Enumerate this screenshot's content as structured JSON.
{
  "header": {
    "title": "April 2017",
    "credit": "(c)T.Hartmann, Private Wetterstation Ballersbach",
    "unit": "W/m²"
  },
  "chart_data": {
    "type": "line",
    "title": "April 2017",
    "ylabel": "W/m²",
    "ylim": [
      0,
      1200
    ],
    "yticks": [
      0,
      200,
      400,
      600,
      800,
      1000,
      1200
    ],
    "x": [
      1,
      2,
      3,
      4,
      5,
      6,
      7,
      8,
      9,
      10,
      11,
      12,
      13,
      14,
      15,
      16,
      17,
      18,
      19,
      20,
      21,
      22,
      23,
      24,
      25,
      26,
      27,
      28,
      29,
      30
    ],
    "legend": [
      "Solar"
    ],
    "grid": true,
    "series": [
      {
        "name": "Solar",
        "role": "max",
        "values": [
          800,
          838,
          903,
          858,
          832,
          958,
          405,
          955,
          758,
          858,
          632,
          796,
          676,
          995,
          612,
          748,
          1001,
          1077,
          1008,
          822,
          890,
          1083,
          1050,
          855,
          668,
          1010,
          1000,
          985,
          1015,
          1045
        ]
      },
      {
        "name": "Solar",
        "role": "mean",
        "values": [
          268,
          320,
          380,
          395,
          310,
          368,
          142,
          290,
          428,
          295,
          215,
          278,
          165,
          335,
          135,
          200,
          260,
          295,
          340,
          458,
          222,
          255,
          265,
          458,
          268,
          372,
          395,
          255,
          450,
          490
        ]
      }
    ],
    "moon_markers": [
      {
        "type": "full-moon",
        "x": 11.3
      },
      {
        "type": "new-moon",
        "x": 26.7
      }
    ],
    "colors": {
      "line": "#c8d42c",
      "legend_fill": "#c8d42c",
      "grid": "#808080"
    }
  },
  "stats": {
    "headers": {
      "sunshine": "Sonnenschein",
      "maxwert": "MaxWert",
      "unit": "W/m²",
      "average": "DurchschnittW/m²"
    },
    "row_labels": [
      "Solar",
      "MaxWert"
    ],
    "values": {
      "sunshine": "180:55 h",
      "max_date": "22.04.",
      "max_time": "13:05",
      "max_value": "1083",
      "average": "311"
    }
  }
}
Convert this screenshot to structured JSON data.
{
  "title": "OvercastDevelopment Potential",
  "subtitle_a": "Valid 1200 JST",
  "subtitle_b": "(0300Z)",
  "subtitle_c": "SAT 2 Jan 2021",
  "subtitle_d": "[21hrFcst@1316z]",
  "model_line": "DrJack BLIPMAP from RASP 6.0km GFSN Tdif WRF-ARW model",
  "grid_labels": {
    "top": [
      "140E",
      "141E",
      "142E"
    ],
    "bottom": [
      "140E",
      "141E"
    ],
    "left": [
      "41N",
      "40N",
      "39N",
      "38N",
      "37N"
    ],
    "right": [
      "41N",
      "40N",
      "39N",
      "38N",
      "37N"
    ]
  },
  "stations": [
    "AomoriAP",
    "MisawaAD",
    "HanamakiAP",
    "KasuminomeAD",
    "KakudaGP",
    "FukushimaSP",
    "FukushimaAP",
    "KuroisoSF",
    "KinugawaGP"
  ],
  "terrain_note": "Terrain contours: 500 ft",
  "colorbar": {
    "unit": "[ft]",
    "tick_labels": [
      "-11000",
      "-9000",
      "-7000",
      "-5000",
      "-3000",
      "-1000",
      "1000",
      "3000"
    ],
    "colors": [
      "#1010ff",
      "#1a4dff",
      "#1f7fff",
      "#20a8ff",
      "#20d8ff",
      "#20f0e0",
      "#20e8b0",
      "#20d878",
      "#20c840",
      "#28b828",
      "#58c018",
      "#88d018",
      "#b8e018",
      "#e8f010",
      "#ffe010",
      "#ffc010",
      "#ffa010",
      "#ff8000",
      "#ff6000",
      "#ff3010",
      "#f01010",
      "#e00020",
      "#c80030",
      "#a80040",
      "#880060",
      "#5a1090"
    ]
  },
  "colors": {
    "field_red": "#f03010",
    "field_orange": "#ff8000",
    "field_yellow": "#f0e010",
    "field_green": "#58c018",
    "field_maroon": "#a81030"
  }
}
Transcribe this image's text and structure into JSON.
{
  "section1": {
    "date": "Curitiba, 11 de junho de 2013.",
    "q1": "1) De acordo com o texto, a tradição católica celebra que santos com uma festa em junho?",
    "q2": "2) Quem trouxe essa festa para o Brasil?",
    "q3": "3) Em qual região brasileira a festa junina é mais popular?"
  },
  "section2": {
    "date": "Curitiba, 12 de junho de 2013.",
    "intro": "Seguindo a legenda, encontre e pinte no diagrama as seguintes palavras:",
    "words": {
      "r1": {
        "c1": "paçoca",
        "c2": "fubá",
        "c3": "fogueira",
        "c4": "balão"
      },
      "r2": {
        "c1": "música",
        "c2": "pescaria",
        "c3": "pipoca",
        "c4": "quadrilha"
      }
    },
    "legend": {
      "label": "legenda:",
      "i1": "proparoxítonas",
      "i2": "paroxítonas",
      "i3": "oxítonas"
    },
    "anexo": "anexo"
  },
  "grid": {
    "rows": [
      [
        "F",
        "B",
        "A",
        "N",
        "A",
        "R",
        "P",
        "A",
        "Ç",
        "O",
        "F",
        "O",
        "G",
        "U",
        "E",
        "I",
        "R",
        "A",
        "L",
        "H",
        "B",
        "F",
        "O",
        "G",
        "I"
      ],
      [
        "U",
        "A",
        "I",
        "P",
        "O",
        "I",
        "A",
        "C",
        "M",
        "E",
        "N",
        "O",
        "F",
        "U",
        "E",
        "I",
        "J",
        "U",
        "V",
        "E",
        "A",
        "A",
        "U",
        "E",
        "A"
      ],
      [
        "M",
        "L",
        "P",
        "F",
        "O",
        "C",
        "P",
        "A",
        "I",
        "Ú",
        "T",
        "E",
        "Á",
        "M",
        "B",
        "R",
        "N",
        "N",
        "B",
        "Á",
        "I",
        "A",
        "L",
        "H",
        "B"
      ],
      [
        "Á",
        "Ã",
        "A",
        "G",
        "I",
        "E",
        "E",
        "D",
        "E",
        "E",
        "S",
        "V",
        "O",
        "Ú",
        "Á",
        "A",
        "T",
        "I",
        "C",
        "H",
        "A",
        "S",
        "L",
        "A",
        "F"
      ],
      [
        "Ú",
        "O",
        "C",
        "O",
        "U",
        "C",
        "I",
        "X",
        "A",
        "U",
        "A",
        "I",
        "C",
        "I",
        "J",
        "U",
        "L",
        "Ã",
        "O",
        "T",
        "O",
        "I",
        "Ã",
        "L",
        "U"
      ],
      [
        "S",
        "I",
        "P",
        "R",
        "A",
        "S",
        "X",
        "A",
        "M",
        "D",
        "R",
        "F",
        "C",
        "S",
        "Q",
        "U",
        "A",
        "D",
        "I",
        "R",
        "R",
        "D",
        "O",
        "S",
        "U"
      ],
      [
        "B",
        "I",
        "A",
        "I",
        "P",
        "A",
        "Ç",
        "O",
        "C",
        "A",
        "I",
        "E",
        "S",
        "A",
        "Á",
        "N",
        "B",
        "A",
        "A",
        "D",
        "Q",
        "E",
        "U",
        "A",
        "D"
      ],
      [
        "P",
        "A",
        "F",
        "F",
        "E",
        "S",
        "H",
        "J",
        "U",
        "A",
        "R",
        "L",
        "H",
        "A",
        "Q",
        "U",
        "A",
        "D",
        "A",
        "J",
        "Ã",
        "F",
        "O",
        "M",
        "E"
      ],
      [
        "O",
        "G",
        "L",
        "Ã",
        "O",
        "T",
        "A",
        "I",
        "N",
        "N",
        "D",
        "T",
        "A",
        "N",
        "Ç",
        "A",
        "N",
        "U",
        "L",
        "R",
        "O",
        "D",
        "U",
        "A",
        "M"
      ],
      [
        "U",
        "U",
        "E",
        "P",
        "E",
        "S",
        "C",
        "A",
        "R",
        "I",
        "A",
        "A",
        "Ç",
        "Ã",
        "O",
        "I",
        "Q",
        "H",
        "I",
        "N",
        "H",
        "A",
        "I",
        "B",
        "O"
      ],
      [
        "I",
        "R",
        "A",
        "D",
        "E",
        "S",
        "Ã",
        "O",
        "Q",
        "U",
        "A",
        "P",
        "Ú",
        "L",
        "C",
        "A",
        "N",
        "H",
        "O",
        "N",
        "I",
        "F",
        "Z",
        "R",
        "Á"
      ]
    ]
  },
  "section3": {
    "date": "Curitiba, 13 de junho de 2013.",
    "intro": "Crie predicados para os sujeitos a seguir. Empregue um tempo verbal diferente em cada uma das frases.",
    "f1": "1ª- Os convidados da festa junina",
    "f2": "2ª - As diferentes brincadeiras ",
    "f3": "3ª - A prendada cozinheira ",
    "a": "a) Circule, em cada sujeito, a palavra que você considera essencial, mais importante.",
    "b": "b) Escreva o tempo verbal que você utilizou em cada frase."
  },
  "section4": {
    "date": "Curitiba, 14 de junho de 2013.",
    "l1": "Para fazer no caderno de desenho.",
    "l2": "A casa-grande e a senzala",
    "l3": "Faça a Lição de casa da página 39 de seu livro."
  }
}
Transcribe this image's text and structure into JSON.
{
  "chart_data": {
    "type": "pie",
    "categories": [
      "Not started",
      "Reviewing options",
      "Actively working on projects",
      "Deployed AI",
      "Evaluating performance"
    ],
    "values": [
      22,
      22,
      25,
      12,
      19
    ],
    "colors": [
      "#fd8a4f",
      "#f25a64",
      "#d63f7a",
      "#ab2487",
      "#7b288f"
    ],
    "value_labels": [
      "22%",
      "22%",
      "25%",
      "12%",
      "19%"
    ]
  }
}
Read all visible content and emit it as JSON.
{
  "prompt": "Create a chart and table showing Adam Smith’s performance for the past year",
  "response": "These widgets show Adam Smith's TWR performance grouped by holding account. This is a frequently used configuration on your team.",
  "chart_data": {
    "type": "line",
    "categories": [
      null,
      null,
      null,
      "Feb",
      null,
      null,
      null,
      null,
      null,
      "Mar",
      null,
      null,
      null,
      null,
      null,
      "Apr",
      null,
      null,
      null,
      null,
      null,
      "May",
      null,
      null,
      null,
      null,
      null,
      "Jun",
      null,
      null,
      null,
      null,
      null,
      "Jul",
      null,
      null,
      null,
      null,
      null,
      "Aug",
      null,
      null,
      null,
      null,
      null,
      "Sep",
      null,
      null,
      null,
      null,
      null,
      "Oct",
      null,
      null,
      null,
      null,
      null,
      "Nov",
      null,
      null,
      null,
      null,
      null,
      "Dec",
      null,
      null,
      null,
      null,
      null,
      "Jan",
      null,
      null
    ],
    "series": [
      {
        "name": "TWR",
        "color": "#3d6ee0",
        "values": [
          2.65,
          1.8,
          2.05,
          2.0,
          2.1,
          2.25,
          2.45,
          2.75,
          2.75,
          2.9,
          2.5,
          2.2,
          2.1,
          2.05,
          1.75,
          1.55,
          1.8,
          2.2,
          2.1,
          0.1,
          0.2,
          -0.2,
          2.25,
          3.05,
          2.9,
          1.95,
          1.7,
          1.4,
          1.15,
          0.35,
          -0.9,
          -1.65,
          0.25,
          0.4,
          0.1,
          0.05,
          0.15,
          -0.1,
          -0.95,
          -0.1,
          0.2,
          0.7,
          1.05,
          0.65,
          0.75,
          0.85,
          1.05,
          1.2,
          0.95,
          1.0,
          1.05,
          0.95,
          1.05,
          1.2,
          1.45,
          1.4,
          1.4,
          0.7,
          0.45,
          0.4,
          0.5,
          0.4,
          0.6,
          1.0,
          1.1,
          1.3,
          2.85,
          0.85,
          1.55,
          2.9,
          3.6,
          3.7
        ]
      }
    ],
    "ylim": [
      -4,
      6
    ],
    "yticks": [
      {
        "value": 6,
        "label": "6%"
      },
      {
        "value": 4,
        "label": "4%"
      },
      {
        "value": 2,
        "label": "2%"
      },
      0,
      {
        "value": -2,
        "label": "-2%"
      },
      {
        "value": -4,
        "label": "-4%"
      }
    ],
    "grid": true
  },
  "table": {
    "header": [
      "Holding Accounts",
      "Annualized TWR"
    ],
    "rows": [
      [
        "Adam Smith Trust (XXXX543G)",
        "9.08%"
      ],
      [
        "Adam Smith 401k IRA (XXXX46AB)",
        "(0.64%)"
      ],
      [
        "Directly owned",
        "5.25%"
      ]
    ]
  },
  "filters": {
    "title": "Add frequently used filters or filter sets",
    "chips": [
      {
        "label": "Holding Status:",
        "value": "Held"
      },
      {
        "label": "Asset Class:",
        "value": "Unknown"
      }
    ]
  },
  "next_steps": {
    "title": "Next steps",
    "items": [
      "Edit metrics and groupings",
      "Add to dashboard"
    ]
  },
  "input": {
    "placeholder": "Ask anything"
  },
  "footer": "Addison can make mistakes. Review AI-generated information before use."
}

▶ _WRITTEN INSTRUCTION_
Go through the records and pull out each line that includes the word "screenshot".

▶ _EXERCISE RESPONSE_
Enumerate this screenshot's content as structured JSON.
Convert this screenshot to structured JSON data.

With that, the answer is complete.